■ **Extrait fourni**

* * * * *

Le chant et les concepts

Quelle que soit, cependant, la lecture que l'on fait sur le long terme des changements de postures modifiant les données du face-à-face (glissements d'un système de référence à un autre, passage d'un surinvestissement philosophique à un apparent sous-investissement) l'essentiel restera de considérer comment, dans tel ou tel texte, ou ensemble de textes se réalise la rencontre, la coïncidence, la mise à distance, etc.

Il suffit, par exemple, de porter regard au commencement et à la fin du xixe s., sur deux lyriques qui, dans nos mémoires poétiques, sont sans doute davantage des chanteurs que des penseurs : le premier, Lamartine, n'invente (ou ne réanime) la poésie « lyrique » qu'en soumettant le chant, la musicalisation de la langue et du vers, qu'il conduit par ailleurs au bord du sens, c'est-à-dire de la pure vibration en deçà du sens à ce qu'il désigne comme « méditation » : la méditation poétique(7) qui prend le relais de la méditation philosophique, ou métaphysique, n'hésitant pas à programmer ses poèmes comme autant de chapitres d'un improbable Traité, à grand renfort de concepts allégorisés : l'Homme, l'Immortalité, la Providence, la Foi... Entre contemplation et prière, tout à l'élaboration physique d'une langue de poésie, Lamartine ne peut pas ne pas faire comme si discours et chant pouvaient se chevaucher : platonisme, épicurisme (au gré d'une respiration irrégulière), théologèmes erratiques accompagnant et justifiant un poème qui, par ailleurs, rapporte ou interroge une expérience en partie énigmatique pour celui qui l'a vécue.

À l'autre bout du siècle, il est extrêmement frappant de voir comment Laforgue(8), soucieux, lui aussi, de faire entendre son chant (un chant cette fois inharmonieux, éraillé, de « complainte »), ne peut le faire qu'en mettant explicitement son poème sous le double signe de Schopenhauer, de Hartmann et d'une vulgate « bouddhiste » très liée à la divulgation de ses deux « philosophes » de référence. On voit alors comment une poésie des plus attachée à exprimer la sensation brute, à rendre aussi directement que possible toute l'opacité du réel (en une langue très idiolectale), est en même temps conduite à convoquer, à son tour, les grands fantômes allégoriques : l'Éternité, le Temps, l'Espace, l'Idéal, l'Art, la Conscience, le Tout, l'Inconscient, et surtout à faire comme si la référence philosophique étroite (l'allégeance) pouvait fonctionner comme une grille d'interprétation, une garantie d'intelligibilité pour son grimoire. Dans les deux cas, chez Lamartine comme chez Laforgue, tension entre une pensée de poésie proprement insensée (pensée du corps, pensée de l'énigme des choses) et une pensée articulée, discursive, discourante, philosophèmes importés et plaqués.

* * * * *

■ **Lignes de données**
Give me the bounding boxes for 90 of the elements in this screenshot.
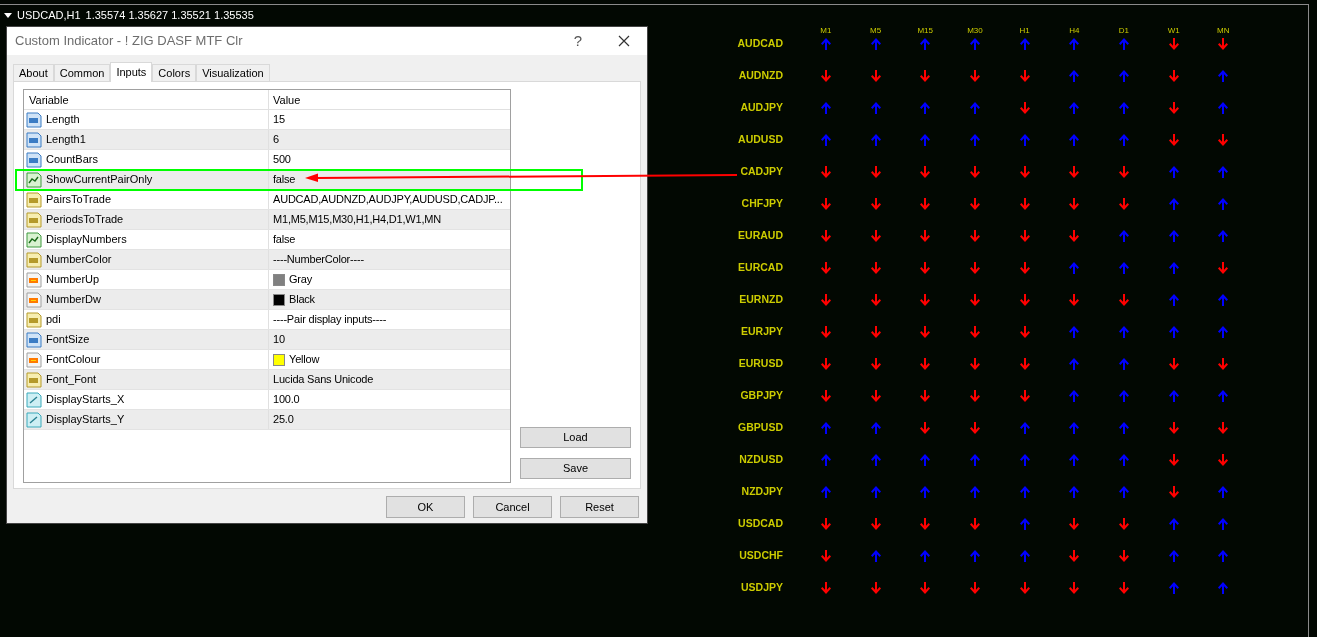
tab[interactable]: Inputs [110, 62, 153, 82]
reset-button[interactable]: Reset [560, 496, 639, 518]
parameter-type-icon [26, 151, 42, 168]
pair-label: CADJPY [740, 164, 783, 180]
parameter-type-icon [26, 411, 42, 428]
pair-label: CHFJPY [741, 196, 783, 212]
parameter-value[interactable]: 15 [273, 111, 285, 128]
period-label: M5 [869, 25, 882, 37]
period-label: M15 [917, 25, 933, 37]
period-label: D1 [1118, 25, 1130, 37]
tab[interactable]: Visualization [196, 64, 270, 81]
pair-label: AUDNZD [738, 68, 783, 84]
pair-label: EURJPY [741, 324, 783, 340]
period-label: M30 [967, 25, 983, 37]
parameter-value[interactable]: Yellow [289, 351, 320, 368]
parameter-name: DisplayNumbers [46, 232, 127, 248]
parameter-type-icon [26, 311, 42, 328]
parameter-value[interactable]: 500 [273, 151, 291, 168]
pair-label: GBPUSD [738, 420, 783, 436]
chart-prices: 1.35574 1.35627 1.35521 1.35535 [85, 8, 254, 23]
column-header[interactable]: Value [269, 90, 510, 109]
parameter-value[interactable]: AUDCAD,AUDNZD,AUDJPY,AUDUSD,CADJP... [273, 191, 503, 208]
tab[interactable]: About [13, 64, 54, 81]
parameter-name: Length [46, 112, 80, 128]
parameter-value[interactable]: Black [289, 291, 315, 308]
period-label: MN [1217, 25, 1230, 37]
parameter-type-icon [26, 191, 42, 208]
parameter-name: DisplayStarts_X [46, 392, 125, 408]
parameter-value[interactable]: 25.0 [273, 411, 294, 428]
close-icon [618, 35, 630, 47]
parameter-name: Font_Font [46, 372, 97, 388]
parameter-value[interactable]: false [273, 231, 296, 248]
parameter-name: ShowCurrentPairOnly [46, 172, 153, 188]
dropdown-icon[interactable] [4, 12, 12, 18]
pair-label: USDCHF [739, 548, 783, 564]
pair-label: USDJPY [741, 580, 783, 596]
parameter-value[interactable]: 100.0 [273, 391, 300, 408]
parameter-name: FontColour [46, 352, 101, 368]
parameter-name: PeriodsToTrade [46, 212, 124, 228]
parameter-type-icon [26, 111, 42, 128]
pair-label: EURUSD [738, 356, 783, 372]
pair-label: EURCAD [738, 260, 783, 276]
tab[interactable]: Common [53, 64, 111, 81]
pair-label: NZDJPY [741, 484, 783, 500]
parameter-type-icon [26, 251, 42, 268]
parameter-type-icon [26, 211, 42, 228]
period-label: M1 [820, 25, 832, 37]
parameter-name: CountBars [46, 152, 98, 168]
parameter-name: DisplayStarts_Y [46, 412, 125, 428]
chart-symbol: USDCAD,H1 [17, 8, 81, 23]
tab[interactable]: Colors [152, 64, 197, 81]
period-label: H4 [1069, 25, 1080, 37]
parameter-value[interactable]: ----NumberColor---- [273, 251, 364, 268]
parameter-type-icon [26, 371, 42, 388]
parameter-type-icon [26, 231, 42, 248]
parameter-name: Length1 [46, 132, 86, 148]
pair-label: AUDJPY [740, 100, 783, 116]
period-label: W1 [1167, 25, 1180, 37]
pair-label: USDCAD [738, 516, 783, 532]
pair-label: GBPJPY [740, 388, 783, 404]
pair-label: EURAUD [738, 228, 783, 244]
save-button[interactable]: Save [520, 458, 631, 479]
pair-label: EURNZD [739, 292, 783, 308]
ok-button[interactable]: OK [386, 496, 465, 518]
parameter-value[interactable]: 10 [273, 331, 285, 348]
parameter-value[interactable]: 6 [273, 131, 279, 148]
parameter-value[interactable]: Gray [289, 271, 313, 288]
window-title: Custom Indicator - ! ZIG DASF MTF Clr [15, 32, 244, 51]
parameter-type-icon [26, 331, 42, 348]
pair-label: AUDCAD [737, 36, 783, 52]
parameter-value[interactable]: Lucida Sans Unicode [273, 371, 374, 388]
parameter-type-icon [26, 131, 42, 148]
load-button[interactable]: Load [520, 427, 631, 448]
parameter-name: NumberUp [46, 272, 100, 288]
parameter-value[interactable]: ----Pair display inputs---- [273, 311, 387, 328]
parameter-name: PairsToTrade [46, 192, 111, 208]
help-button[interactable]: ? [555, 27, 601, 55]
pair-label: AUDUSD [738, 132, 783, 148]
parameter-type-icon [26, 171, 42, 188]
period-label: H1 [1019, 25, 1030, 37]
column-header[interactable]: Variable [24, 90, 269, 109]
parameter-value[interactable]: M1,M5,M15,M30,H1,H4,D1,W1,MN [273, 211, 441, 228]
parameter-name: FontSize [46, 332, 90, 348]
pair-label: NZDUSD [739, 452, 783, 468]
parameter-type-icon [26, 391, 42, 408]
parameter-name: pdi [46, 312, 61, 328]
parameter-value[interactable]: false [273, 171, 296, 188]
parameter-name: NumberColor [46, 252, 112, 268]
parameter-name: NumberDw [46, 292, 101, 308]
cancel-button[interactable]: Cancel [473, 496, 552, 518]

* * * * *

■ **À faire**
Recopie l'extrait sur le chant et les concepts en commençant à « Le chant et » et en finissant à « à distance, etc. », puis remplace « face-à-face » par « vis-à-vis ».

■ **Résultat**
Le chant et les concepts

Quelle que soit, cependant, la lecture que l'on fait sur le long terme des changements de postures modifiant les données du vis-à-vis (glissements d'un système de référence à un autre, passage d'un surinvestissement philosophique à un apparent sous-investissement) l'essentiel restera de considérer comment, dans tel ou tel texte, ou ensemble de textes se réalise la rencontre, la coïncidence, la mise à distance, etc.